TASK INSTRUCTIONS - Please list all lines of the material below in which the string "奠定了社会主义工业化的初步基础" occurs.

SOURCE DATA -
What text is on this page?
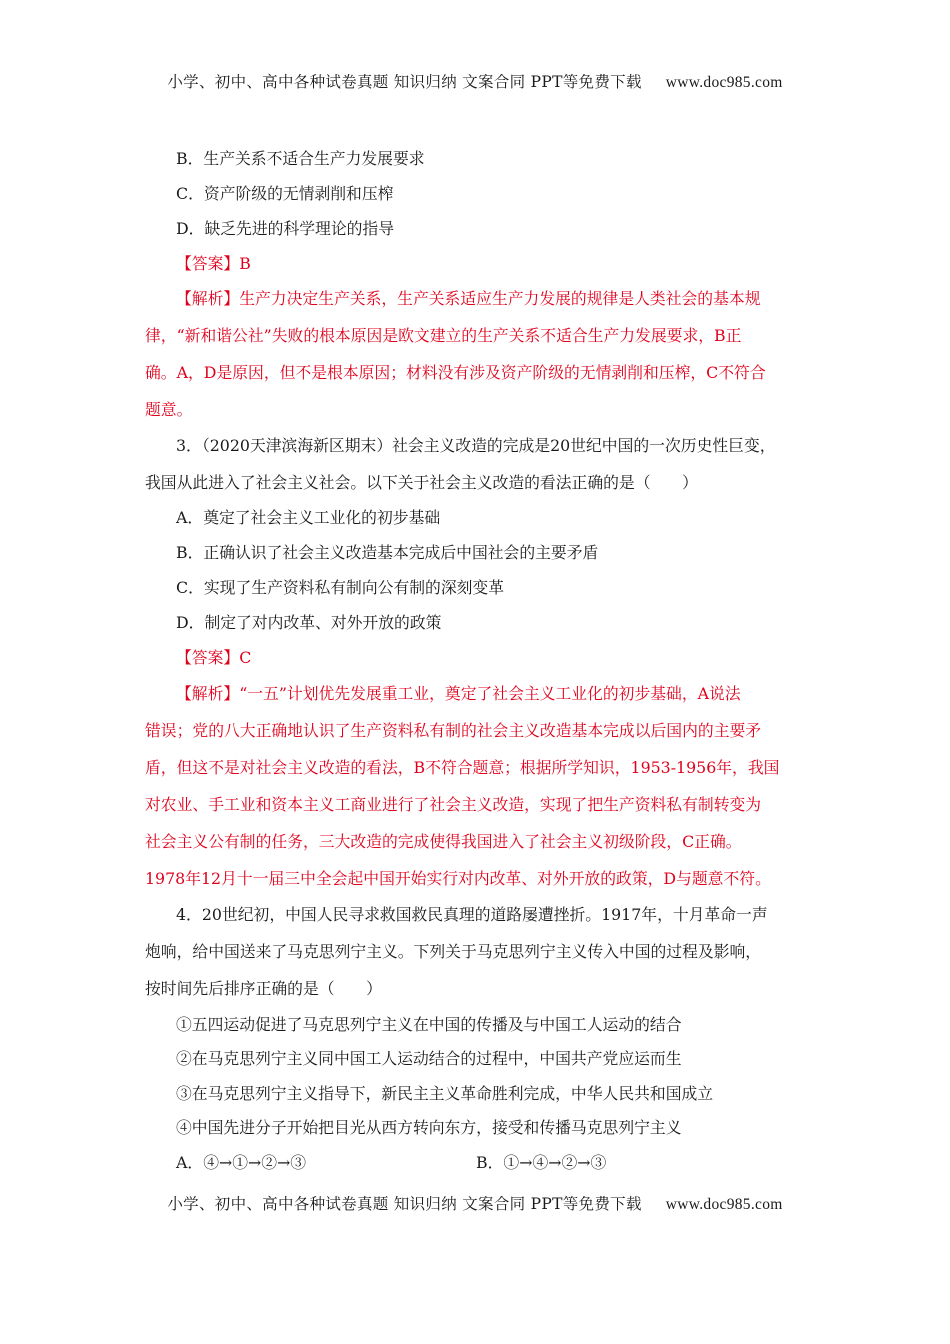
小学、初中、高中各种试卷真题 知识归纳 文案合同 PPT等免费下载 www.doc985.com
B．生产关系不适合生产力发展要求
C．资产阶级的无情剥削和压榨
D．缺乏先进的科学理论的指导
【答案】B
【解析】生产力决定生产关系，生产关系适应生产力发展的规律是人类社会的基本规
律，“新和谐公社”失败的根本原因是欧文建立的生产关系不适合生产力发展要求，B正
确。A，D是原因，但不是根本原因；材料没有涉及资产阶级的无情剥削和压榨，C不符合
题意。
3．（2020天津滨海新区期末）社会主义改造的完成是20世纪中国的一次历史性巨变，
我国从此进入了社会主义社会。以下关于社会主义改造的看法正确的是（　　）
A．奠定了社会主义工业化的初步基础
B．正确认识了社会主义改造基本完成后中国社会的主要矛盾
C．实现了生产资料私有制向公有制的深刻变革
D．制定了对内改革、对外开放的政策
【答案】C
【解析】“一五”计划优先发展重工业，奠定了社会主义工业化的初步基础，A说法
错误；党的八大正确地认识了生产资料私有制的社会主义改造基本完成以后国内的主要矛
盾，但这不是对社会主义改造的看法，B不符合题意；根据所学知识，1953-1956年，我国
对农业、手工业和资本主义工商业进行了社会主义改造，实现了把生产资料私有制转变为
社会主义公有制的任务，三大改造的完成使得我国进入了社会主义初级阶段，C正确。
1978年12月十一届三中全会起中国开始实行对内改革、对外开放的政策，D与题意不符。
4．20世纪初，中国人民寻求救国救民真理的道路屡遭挫折。1917年，十月革命一声
炮响，给中国送来了马克思列宁主义。下列关于马克思列宁主义传入中国的过程及影响，
按时间先后排序正确的是（　　）
①五四运动促进了马克思列宁主义在中国的传播及与中国工人运动的结合
②在马克思列宁主义同中国工人运动结合的过程中，中国共产党应运而生
③在马克思列宁主义指导下，新民主主义革命胜利完成，中华人民共和国成立
④中国先进分子开始把目光从西方转向东方，接受和传播马克思列宁主义
A．④→①→②→③	B．①→④→②→③
小学、初中、高中各种试卷真题 知识归纳 文案合同 PPT等免费下载 www.doc985.com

SOLUTION -
A．奠定了社会主义工业化的初步基础
【解析】“一五”计划优先发展重工业，奠定了社会主义工业化的初步基础，A说法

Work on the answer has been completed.